=== WHAT YOU HAVE TO DO ===
Copy the data below exactly.

=== MATERIAL ===

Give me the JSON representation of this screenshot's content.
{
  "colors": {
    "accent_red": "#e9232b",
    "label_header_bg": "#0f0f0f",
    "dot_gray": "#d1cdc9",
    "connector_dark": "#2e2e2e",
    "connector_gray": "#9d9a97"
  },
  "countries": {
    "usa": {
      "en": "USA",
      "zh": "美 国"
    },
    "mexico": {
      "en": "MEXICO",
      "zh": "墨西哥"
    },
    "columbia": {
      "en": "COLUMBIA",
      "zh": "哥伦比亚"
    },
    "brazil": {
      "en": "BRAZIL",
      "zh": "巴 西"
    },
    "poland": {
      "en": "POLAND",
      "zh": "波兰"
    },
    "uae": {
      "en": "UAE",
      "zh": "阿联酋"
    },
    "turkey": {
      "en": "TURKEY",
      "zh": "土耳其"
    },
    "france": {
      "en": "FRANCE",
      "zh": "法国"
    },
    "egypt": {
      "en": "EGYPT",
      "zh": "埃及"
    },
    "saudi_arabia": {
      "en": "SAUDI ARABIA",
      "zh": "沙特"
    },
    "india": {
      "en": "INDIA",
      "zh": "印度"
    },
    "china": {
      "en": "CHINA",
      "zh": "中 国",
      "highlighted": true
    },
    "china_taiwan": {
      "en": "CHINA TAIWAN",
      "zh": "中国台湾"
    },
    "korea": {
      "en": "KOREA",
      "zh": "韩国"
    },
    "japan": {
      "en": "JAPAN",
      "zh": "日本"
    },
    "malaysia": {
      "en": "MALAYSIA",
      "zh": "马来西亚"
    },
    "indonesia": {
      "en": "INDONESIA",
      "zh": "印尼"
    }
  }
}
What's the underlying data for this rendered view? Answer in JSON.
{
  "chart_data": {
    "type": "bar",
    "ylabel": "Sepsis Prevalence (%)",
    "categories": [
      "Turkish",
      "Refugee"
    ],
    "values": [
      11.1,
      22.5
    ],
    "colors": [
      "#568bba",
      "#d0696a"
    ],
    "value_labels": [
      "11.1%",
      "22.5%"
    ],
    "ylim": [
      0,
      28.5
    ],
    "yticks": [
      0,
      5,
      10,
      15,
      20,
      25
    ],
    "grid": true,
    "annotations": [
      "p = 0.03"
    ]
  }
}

=== TASK SOLUTION ===
Give me the JSON representation of this screenshot's content.
{
  "colors": {
    "accent_red": "#e9232b",
    "label_header_bg": "#0f0f0f",
    "dot_gray": "#d1cdc9",
    "connector_dark": "#2e2e2e",
    "connector_gray": "#9d9a97"
  },
  "countries": {
    "usa": {
      "en": "USA",
      "zh": "美 国"
    },
    "mexico": {
      "en": "MEXICO",
      "zh": "墨西哥"
    },
    "columbia": {
      "en": "COLUMBIA",
      "zh": "哥伦比亚"
    },
    "brazil": {
      "en": "BRAZIL",
      "zh": "巴 西"
    },
    "poland": {
      "en": "POLAND",
      "zh": "波兰"
    },
    "uae": {
      "en": "UAE",
      "zh": "阿联酋"
    },
    "turkey": {
      "en": "TURKEY",
      "zh": "土耳其"
    },
    "france": {
      "en": "FRANCE",
      "zh": "法国"
    },
    "egypt": {
      "en": "EGYPT",
      "zh": "埃及"
    },
    "saudi_arabia": {
      "en": "SAUDI ARABIA",
      "zh": "沙特"
    },
    "india": {
      "en": "INDIA",
      "zh": "印度"
    },
    "china": {
      "en": "CHINA",
      "zh": "中 国",
      "highlighted": true
    },
    "china_taiwan": {
      "en": "CHINA TAIWAN",
      "zh": "中国台湾"
    },
    "korea": {
      "en": "KOREA",
      "zh": "韩国"
    },
    "japan": {
      "en": "JAPAN",
      "zh": "日本"
    },
    "malaysia": {
      "en": "MALAYSIA",
      "zh": "马来西亚"
    },
    "indonesia": {
      "en": "INDONESIA",
      "zh": "印尼"
    }
  }
}
What's the underlying data for this rendered view? Answer in JSON.
{
  "chart_data": {
    "type": "bar",
    "ylabel": "Sepsis Prevalence (%)",
    "categories": [
      "Turkish",
      "Refugee"
    ],
    "values": [
      11.1,
      22.5
    ],
    "colors": [
      "#568bba",
      "#d0696a"
    ],
    "value_labels": [
      "11.1%",
      "22.5%"
    ],
    "ylim": [
      0,
      28.5
    ],
    "yticks": [
      0,
      5,
      10,
      15,
      20,
      25
    ],
    "grid": true,
    "annotations": [
      "p = 0.03"
    ]
  }
}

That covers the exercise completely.